Exercise requirements: Identify each line below containing the string "body" and copy it.

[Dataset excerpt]
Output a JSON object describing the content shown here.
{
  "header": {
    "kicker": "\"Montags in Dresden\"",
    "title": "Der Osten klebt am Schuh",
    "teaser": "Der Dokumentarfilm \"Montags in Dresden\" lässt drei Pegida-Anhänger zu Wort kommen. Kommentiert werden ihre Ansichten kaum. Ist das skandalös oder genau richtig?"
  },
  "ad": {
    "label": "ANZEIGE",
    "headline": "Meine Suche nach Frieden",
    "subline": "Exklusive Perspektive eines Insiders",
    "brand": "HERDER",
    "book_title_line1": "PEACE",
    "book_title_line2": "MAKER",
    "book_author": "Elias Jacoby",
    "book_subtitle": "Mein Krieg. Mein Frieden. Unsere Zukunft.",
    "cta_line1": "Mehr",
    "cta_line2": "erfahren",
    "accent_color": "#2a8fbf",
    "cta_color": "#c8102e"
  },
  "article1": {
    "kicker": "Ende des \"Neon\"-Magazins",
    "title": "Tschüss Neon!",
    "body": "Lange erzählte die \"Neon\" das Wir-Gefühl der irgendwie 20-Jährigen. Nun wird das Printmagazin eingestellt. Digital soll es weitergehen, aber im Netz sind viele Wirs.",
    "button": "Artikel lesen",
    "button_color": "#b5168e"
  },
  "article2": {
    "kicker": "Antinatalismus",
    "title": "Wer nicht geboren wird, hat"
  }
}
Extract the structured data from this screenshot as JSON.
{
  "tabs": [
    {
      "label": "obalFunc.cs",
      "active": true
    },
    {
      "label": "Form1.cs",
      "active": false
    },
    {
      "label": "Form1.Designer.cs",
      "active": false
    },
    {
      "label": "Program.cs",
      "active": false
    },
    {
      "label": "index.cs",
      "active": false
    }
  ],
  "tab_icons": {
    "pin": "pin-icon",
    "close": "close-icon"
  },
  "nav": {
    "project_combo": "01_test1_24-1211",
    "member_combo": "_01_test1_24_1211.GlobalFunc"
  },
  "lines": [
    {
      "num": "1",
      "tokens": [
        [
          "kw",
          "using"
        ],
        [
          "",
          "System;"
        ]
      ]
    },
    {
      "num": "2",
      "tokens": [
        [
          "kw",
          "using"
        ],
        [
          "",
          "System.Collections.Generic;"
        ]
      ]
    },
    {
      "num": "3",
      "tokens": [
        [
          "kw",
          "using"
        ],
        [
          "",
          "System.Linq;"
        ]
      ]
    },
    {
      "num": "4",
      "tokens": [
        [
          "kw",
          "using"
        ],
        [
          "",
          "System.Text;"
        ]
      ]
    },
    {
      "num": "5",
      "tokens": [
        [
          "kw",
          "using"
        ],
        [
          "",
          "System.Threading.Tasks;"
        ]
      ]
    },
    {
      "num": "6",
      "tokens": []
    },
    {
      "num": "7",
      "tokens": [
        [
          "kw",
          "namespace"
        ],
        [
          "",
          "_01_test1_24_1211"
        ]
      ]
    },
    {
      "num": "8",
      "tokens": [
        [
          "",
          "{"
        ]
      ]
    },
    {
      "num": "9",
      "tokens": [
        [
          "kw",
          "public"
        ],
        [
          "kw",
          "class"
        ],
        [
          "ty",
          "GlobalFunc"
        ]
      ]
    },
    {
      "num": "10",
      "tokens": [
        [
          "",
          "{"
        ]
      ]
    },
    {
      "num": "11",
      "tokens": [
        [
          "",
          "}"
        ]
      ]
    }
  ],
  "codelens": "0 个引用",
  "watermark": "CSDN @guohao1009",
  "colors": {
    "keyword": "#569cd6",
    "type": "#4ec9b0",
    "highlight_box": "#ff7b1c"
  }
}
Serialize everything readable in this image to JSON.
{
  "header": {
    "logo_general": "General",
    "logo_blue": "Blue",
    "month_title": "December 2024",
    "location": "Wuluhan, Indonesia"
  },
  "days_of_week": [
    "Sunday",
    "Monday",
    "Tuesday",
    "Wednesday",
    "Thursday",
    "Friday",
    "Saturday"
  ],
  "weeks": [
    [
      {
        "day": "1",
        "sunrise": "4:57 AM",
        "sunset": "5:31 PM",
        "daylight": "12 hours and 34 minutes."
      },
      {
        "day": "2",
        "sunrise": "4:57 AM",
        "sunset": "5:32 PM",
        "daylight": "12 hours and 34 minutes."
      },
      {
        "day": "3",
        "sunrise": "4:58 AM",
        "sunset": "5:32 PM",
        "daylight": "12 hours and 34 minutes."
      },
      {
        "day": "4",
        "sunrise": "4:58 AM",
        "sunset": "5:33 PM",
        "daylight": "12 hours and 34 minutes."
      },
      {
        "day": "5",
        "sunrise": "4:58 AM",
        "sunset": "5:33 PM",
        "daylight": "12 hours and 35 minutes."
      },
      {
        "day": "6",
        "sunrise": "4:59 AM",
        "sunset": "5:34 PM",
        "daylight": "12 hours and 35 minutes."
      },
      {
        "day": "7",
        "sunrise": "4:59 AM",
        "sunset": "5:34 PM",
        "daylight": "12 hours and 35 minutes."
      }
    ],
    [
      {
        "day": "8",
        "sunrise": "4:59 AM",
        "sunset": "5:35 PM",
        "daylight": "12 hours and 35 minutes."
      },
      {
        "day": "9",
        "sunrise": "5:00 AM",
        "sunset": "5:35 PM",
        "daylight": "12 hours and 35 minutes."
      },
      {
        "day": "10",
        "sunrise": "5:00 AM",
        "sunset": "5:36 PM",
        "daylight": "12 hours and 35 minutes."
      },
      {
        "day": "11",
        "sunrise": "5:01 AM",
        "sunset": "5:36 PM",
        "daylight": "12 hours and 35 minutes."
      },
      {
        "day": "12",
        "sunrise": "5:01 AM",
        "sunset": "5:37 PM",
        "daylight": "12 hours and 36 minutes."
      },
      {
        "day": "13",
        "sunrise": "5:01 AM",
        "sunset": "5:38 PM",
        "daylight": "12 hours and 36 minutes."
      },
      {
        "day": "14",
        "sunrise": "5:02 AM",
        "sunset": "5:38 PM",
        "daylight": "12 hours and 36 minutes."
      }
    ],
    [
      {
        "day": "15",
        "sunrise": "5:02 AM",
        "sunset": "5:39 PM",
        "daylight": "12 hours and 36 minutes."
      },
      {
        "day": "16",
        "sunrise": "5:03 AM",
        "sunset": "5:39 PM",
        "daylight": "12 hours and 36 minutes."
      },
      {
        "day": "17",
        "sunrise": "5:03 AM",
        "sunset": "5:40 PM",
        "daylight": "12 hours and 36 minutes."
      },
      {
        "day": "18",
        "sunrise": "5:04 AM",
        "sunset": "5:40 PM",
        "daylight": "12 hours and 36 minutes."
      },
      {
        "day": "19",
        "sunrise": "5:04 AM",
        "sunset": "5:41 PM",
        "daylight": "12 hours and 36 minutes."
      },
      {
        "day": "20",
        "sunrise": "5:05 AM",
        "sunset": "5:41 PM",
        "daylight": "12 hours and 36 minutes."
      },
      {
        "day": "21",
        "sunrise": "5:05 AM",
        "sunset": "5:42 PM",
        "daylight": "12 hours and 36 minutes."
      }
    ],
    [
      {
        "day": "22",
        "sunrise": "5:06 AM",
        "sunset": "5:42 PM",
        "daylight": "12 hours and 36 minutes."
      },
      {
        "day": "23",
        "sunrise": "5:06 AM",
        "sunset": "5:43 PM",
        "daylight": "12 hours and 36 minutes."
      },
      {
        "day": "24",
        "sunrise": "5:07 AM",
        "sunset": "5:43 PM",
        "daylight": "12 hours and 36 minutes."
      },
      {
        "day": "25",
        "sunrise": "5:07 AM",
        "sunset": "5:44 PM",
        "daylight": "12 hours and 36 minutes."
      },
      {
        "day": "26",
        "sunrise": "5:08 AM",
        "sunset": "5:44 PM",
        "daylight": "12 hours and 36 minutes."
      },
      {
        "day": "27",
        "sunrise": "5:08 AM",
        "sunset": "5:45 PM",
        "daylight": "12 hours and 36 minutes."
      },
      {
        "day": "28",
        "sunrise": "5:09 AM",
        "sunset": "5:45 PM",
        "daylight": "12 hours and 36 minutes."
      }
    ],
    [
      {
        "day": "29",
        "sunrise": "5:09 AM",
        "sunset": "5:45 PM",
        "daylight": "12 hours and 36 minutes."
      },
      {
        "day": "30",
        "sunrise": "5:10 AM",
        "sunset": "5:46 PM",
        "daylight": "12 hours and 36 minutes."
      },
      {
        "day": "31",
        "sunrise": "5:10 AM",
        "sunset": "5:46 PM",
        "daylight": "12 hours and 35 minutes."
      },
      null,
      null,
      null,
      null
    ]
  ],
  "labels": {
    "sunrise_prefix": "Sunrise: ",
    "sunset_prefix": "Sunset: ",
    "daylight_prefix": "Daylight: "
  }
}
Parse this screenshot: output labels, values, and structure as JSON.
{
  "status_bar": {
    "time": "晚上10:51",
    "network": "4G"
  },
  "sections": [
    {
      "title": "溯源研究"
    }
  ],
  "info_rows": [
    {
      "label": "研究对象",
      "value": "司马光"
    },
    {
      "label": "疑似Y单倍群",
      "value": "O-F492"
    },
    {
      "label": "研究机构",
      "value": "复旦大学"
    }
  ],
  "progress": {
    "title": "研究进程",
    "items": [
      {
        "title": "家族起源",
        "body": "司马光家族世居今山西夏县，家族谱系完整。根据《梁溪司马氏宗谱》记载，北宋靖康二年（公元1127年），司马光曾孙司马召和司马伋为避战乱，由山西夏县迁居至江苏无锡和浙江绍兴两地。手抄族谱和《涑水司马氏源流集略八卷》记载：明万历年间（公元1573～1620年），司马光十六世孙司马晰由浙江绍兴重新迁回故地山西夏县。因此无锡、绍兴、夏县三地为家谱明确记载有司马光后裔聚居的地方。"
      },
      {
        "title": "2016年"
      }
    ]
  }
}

Output for this exercise:
    "body": "Lange erzählte die \"Neon\" das Wir-Gefühl der irgendwie 20-Jährigen. Nun wird das Printmagazin eingestellt. Digital soll es weitergehen, aber im Netz sind viele Wirs.",
        "body": "司马光家族世居今山西夏县，家族谱系完整。根据《梁溪司马氏宗谱》记载，北宋靖康二年（公元1127年），司马光曾孙司马召和司马伋为避战乱，由山西夏县迁居至江苏无锡和浙江绍兴两地。手抄族谱和《涑水司马氏源流集略八卷》记载：明万历年间（公元1573～1620年），司马光十六世孙司马晰由浙江绍兴重新迁回故地山西夏县。因此无锡、绍兴、夏县三地为家谱明确记载有司马光后裔聚居的地方。"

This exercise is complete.